• Records:
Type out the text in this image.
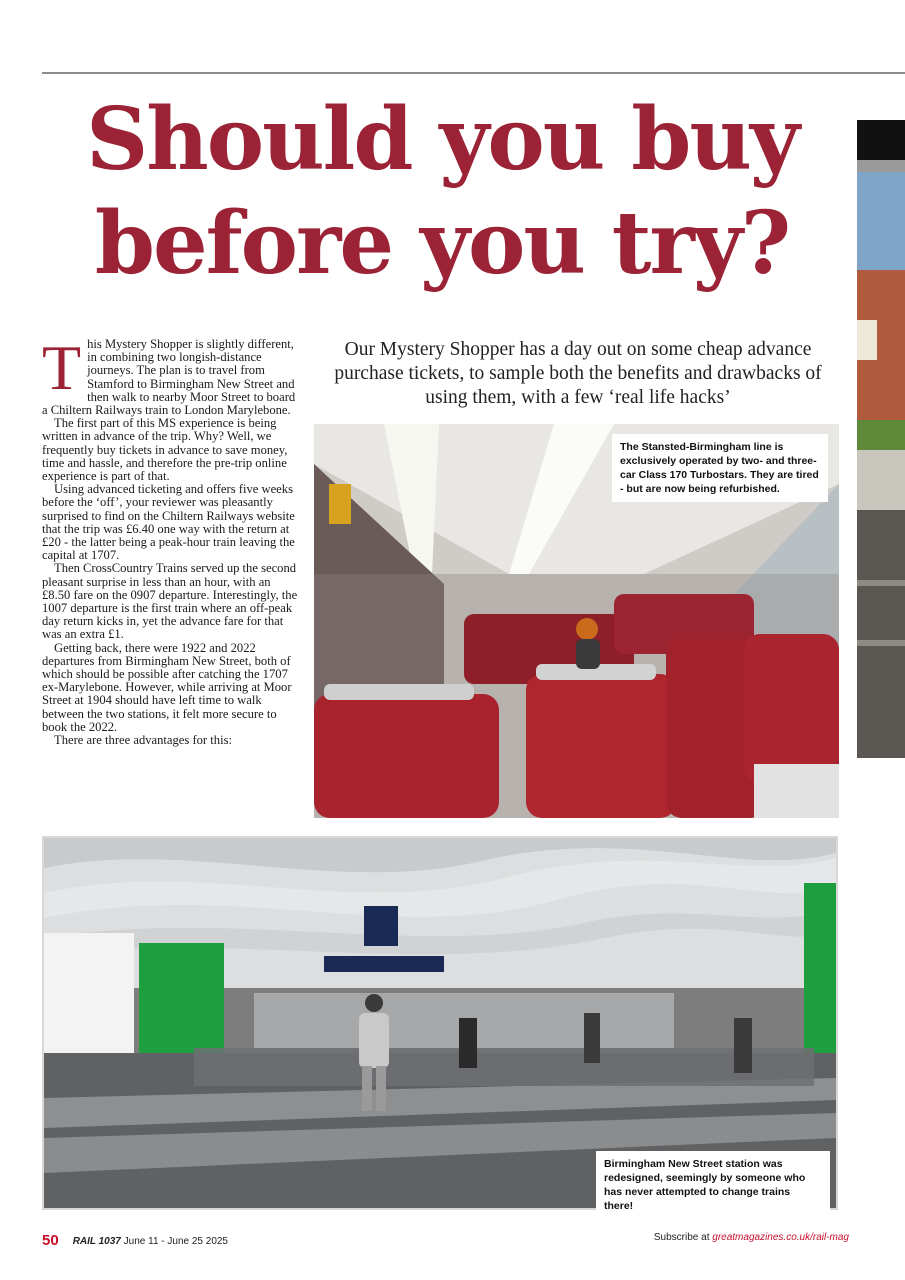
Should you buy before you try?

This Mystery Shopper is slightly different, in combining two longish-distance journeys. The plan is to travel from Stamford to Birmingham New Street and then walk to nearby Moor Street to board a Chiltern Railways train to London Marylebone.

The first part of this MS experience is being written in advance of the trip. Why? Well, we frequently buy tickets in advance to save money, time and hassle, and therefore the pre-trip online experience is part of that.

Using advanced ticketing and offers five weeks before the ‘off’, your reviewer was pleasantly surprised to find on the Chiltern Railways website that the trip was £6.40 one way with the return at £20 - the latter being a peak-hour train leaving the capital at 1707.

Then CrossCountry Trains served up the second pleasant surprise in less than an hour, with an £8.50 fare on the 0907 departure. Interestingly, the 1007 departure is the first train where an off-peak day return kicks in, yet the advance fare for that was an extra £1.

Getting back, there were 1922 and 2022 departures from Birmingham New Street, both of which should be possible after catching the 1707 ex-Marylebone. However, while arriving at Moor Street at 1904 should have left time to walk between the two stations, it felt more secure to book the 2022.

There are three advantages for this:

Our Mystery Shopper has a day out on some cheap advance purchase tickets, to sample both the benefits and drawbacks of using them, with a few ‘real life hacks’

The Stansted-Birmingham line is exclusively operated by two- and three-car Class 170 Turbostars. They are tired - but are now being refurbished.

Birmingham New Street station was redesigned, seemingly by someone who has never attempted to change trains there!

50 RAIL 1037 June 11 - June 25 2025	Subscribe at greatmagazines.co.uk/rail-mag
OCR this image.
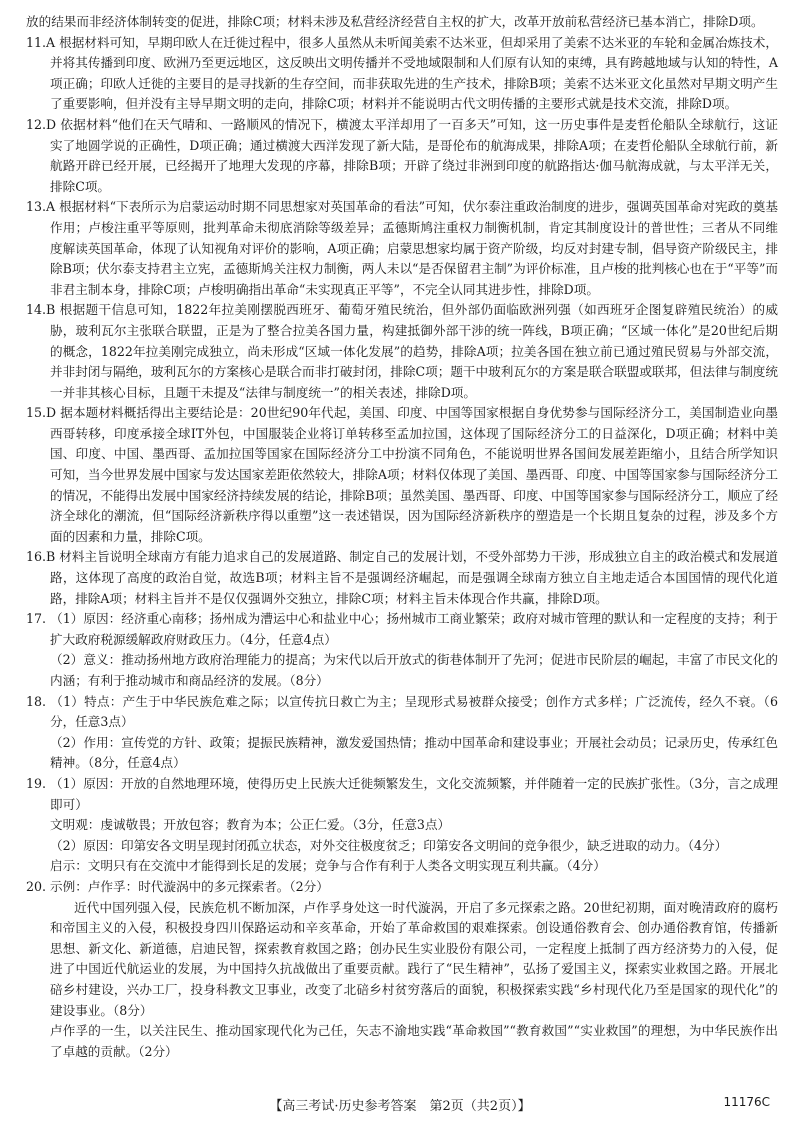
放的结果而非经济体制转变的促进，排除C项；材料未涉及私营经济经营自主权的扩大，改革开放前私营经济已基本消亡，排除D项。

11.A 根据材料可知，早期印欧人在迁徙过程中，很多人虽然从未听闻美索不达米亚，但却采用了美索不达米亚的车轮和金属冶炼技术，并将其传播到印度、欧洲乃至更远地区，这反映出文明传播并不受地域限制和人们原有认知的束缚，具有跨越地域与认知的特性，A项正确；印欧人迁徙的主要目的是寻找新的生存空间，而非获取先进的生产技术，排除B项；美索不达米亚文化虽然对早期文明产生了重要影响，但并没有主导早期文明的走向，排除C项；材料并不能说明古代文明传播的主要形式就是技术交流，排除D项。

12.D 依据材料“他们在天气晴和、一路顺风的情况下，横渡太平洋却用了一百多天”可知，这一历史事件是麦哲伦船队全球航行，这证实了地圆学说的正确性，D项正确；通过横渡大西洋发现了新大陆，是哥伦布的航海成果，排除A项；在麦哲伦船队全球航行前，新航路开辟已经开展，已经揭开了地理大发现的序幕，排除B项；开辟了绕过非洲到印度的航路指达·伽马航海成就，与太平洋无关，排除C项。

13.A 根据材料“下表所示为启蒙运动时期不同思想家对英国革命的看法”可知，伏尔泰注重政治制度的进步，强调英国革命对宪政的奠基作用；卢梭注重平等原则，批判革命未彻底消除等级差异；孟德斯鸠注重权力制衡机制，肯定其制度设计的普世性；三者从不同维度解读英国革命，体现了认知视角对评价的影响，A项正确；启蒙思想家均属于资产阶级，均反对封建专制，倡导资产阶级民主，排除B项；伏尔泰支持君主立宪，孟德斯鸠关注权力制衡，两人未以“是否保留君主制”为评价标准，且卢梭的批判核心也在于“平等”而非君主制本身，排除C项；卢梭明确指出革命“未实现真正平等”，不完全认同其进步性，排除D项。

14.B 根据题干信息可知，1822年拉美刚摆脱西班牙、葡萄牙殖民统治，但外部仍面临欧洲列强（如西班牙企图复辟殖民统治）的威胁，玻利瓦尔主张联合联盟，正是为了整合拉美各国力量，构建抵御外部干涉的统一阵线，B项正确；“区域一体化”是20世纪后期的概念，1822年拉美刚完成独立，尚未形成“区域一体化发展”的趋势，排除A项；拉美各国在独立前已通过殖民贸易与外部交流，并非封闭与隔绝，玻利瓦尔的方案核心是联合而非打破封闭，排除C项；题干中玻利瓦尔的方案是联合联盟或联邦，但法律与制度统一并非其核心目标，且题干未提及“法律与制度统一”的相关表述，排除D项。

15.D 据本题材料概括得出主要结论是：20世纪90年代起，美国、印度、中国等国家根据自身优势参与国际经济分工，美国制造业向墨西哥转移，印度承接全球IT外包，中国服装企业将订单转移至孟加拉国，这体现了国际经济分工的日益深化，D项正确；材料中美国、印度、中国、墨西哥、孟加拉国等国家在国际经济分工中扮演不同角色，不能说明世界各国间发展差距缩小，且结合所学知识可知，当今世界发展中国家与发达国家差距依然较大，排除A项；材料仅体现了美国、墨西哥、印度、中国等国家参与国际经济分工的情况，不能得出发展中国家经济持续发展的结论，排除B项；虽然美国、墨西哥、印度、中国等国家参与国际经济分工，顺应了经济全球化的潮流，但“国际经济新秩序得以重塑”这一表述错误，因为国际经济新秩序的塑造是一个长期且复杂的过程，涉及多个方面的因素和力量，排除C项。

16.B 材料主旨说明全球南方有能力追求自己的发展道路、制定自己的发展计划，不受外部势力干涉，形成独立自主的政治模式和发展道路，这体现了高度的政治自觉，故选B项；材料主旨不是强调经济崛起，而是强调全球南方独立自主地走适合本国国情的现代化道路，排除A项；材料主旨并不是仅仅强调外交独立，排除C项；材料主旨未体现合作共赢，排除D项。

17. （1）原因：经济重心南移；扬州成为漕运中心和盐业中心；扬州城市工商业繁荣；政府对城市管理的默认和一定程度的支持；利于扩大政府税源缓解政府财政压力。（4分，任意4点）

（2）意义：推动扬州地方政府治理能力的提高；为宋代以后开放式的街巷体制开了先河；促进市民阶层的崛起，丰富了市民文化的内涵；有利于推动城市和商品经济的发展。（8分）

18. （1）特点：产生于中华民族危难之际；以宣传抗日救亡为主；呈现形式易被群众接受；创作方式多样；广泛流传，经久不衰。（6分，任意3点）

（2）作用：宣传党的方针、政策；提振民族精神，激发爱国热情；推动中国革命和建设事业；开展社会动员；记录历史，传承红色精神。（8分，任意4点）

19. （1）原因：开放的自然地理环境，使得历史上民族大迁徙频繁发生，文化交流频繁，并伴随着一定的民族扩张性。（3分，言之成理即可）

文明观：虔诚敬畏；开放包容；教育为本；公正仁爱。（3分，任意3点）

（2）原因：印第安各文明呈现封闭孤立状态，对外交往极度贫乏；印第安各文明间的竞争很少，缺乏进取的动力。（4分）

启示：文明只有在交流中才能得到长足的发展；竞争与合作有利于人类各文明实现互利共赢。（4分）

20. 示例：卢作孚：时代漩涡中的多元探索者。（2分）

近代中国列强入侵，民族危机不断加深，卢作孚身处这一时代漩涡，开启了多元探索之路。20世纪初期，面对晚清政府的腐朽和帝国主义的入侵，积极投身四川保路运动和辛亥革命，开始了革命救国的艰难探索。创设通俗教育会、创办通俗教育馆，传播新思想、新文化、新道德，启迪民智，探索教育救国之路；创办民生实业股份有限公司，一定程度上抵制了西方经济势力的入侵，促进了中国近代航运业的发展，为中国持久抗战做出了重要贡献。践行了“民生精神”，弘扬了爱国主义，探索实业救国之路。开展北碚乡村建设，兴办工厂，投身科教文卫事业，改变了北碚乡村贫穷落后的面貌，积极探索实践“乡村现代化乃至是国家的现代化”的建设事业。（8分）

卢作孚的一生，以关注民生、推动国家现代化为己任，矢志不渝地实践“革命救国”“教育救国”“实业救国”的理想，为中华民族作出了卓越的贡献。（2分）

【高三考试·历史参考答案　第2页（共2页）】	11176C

• Prompt:
All of the material above is to be copied exactly, except for its images.

• Reply:
Type out the text in this image.
Should you buy before you try?

This Mystery Shopper is slightly different, in combining two longish-distance journeys. The plan is to travel from Stamford to Birmingham New Street and then walk to nearby Moor Street to board a Chiltern Railways train to London Marylebone.

The first part of this MS experience is being written in advance of the trip. Why? Well, we frequently buy tickets in advance to save money, time and hassle, and therefore the pre-trip online experience is part of that.

Using advanced ticketing and offers five weeks before the ‘off’, your reviewer was pleasantly surprised to find on the Chiltern Railways website that the trip was £6.40 one way with the return at £20 - the latter being a peak-hour train leaving the capital at 1707.

Then CrossCountry Trains served up the second pleasant surprise in less than an hour, with an £8.50 fare on the 0907 departure. Interestingly, the 1007 departure is the first train where an off-peak day return kicks in, yet the advance fare for that was an extra £1.

Getting back, there were 1922 and 2022 departures from Birmingham New Street, both of which should be possible after catching the 1707 ex-Marylebone. However, while arriving at Moor Street at 1904 should have left time to walk between the two stations, it felt more secure to book the 2022.

There are three advantages for this:

Our Mystery Shopper has a day out on some cheap advance purchase tickets, to sample both the benefits and drawbacks of using them, with a few ‘real life hacks’

The Stansted-Birmingham line is exclusively operated by two- and three-car Class 170 Turbostars. They are tired - but are now being refurbished.

Birmingham New Street station was redesigned, seemingly by someone who has never attempted to change trains there!

50 RAIL 1037 June 11 - June 25 2025	Subscribe at greatmagazines.co.uk/rail-mag
OCR this image.
放的结果而非经济体制转变的促进，排除C项；材料未涉及私营经济经营自主权的扩大，改革开放前私营经济已基本消亡，排除D项。

11.A 根据材料可知，早期印欧人在迁徙过程中，很多人虽然从未听闻美索不达米亚，但却采用了美索不达米亚的车轮和金属冶炼技术，并将其传播到印度、欧洲乃至更远地区，这反映出文明传播并不受地域限制和人们原有认知的束缚，具有跨越地域与认知的特性，A项正确；印欧人迁徙的主要目的是寻找新的生存空间，而非获取先进的生产技术，排除B项；美索不达米亚文化虽然对早期文明产生了重要影响，但并没有主导早期文明的走向，排除C项；材料并不能说明古代文明传播的主要形式就是技术交流，排除D项。

12.D 依据材料“他们在天气晴和、一路顺风的情况下，横渡太平洋却用了一百多天”可知，这一历史事件是麦哲伦船队全球航行，这证实了地圆学说的正确性，D项正确；通过横渡大西洋发现了新大陆，是哥伦布的航海成果，排除A项；在麦哲伦船队全球航行前，新航路开辟已经开展，已经揭开了地理大发现的序幕，排除B项；开辟了绕过非洲到印度的航路指达·伽马航海成就，与太平洋无关，排除C项。

13.A 根据材料“下表所示为启蒙运动时期不同思想家对英国革命的看法”可知，伏尔泰注重政治制度的进步，强调英国革命对宪政的奠基作用；卢梭注重平等原则，批判革命未彻底消除等级差异；孟德斯鸠注重权力制衡机制，肯定其制度设计的普世性；三者从不同维度解读英国革命，体现了认知视角对评价的影响，A项正确；启蒙思想家均属于资产阶级，均反对封建专制，倡导资产阶级民主，排除B项；伏尔泰支持君主立宪，孟德斯鸠关注权力制衡，两人未以“是否保留君主制”为评价标准，且卢梭的批判核心也在于“平等”而非君主制本身，排除C项；卢梭明确指出革命“未实现真正平等”，不完全认同其进步性，排除D项。

14.B 根据题干信息可知，1822年拉美刚摆脱西班牙、葡萄牙殖民统治，但外部仍面临欧洲列强（如西班牙企图复辟殖民统治）的威胁，玻利瓦尔主张联合联盟，正是为了整合拉美各国力量，构建抵御外部干涉的统一阵线，B项正确；“区域一体化”是20世纪后期的概念，1822年拉美刚完成独立，尚未形成“区域一体化发展”的趋势，排除A项；拉美各国在独立前已通过殖民贸易与外部交流，并非封闭与隔绝，玻利瓦尔的方案核心是联合而非打破封闭，排除C项；题干中玻利瓦尔的方案是联合联盟或联邦，但法律与制度统一并非其核心目标，且题干未提及“法律与制度统一”的相关表述，排除D项。

15.D 据本题材料概括得出主要结论是：20世纪90年代起，美国、印度、中国等国家根据自身优势参与国际经济分工，美国制造业向墨西哥转移，印度承接全球IT外包，中国服装企业将订单转移至孟加拉国，这体现了国际经济分工的日益深化，D项正确；材料中美国、印度、中国、墨西哥、孟加拉国等国家在国际经济分工中扮演不同角色，不能说明世界各国间发展差距缩小，且结合所学知识可知，当今世界发展中国家与发达国家差距依然较大，排除A项；材料仅体现了美国、墨西哥、印度、中国等国家参与国际经济分工的情况，不能得出发展中国家经济持续发展的结论，排除B项；虽然美国、墨西哥、印度、中国等国家参与国际经济分工，顺应了经济全球化的潮流，但“国际经济新秩序得以重塑”这一表述错误，因为国际经济新秩序的塑造是一个长期且复杂的过程，涉及多个方面的因素和力量，排除C项。

16.B 材料主旨说明全球南方有能力追求自己的发展道路、制定自己的发展计划，不受外部势力干涉，形成独立自主的政治模式和发展道路，这体现了高度的政治自觉，故选B项；材料主旨不是强调经济崛起，而是强调全球南方独立自主地走适合本国国情的现代化道路，排除A项；材料主旨并不是仅仅强调外交独立，排除C项；材料主旨未体现合作共赢，排除D项。

17. （1）原因：经济重心南移；扬州成为漕运中心和盐业中心；扬州城市工商业繁荣；政府对城市管理的默认和一定程度的支持；利于扩大政府税源缓解政府财政压力。（4分，任意4点）

（2）意义：推动扬州地方政府治理能力的提高；为宋代以后开放式的街巷体制开了先河；促进市民阶层的崛起，丰富了市民文化的内涵；有利于推动城市和商品经济的发展。（8分）

18. （1）特点：产生于中华民族危难之际；以宣传抗日救亡为主；呈现形式易被群众接受；创作方式多样；广泛流传，经久不衰。（6分，任意3点）

（2）作用：宣传党的方针、政策；提振民族精神，激发爱国热情；推动中国革命和建设事业；开展社会动员；记录历史，传承红色精神。（8分，任意4点）

19. （1）原因：开放的自然地理环境，使得历史上民族大迁徙频繁发生，文化交流频繁，并伴随着一定的民族扩张性。（3分，言之成理即可）

文明观：虔诚敬畏；开放包容；教育为本；公正仁爱。（3分，任意3点）

（2）原因：印第安各文明呈现封闭孤立状态，对外交往极度贫乏；印第安各文明间的竞争很少，缺乏进取的动力。（4分）

启示：文明只有在交流中才能得到长足的发展；竞争与合作有利于人类各文明实现互利共赢。（4分）

20. 示例：卢作孚：时代漩涡中的多元探索者。（2分）

近代中国列强入侵，民族危机不断加深，卢作孚身处这一时代漩涡，开启了多元探索之路。20世纪初期，面对晚清政府的腐朽和帝国主义的入侵，积极投身四川保路运动和辛亥革命，开始了革命救国的艰难探索。创设通俗教育会、创办通俗教育馆，传播新思想、新文化、新道德，启迪民智，探索教育救国之路；创办民生实业股份有限公司，一定程度上抵制了西方经济势力的入侵，促进了中国近代航运业的发展，为中国持久抗战做出了重要贡献。践行了“民生精神”，弘扬了爱国主义，探索实业救国之路。开展北碚乡村建设，兴办工厂，投身科教文卫事业，改变了北碚乡村贫穷落后的面貌，积极探索实践“乡村现代化乃至是国家的现代化”的建设事业。（8分）

卢作孚的一生，以关注民生、推动国家现代化为己任，矢志不渝地实践“革命救国”“教育救国”“实业救国”的理想，为中华民族作出了卓越的贡献。（2分）

【高三考试·历史参考答案　第2页（共2页）】	11176C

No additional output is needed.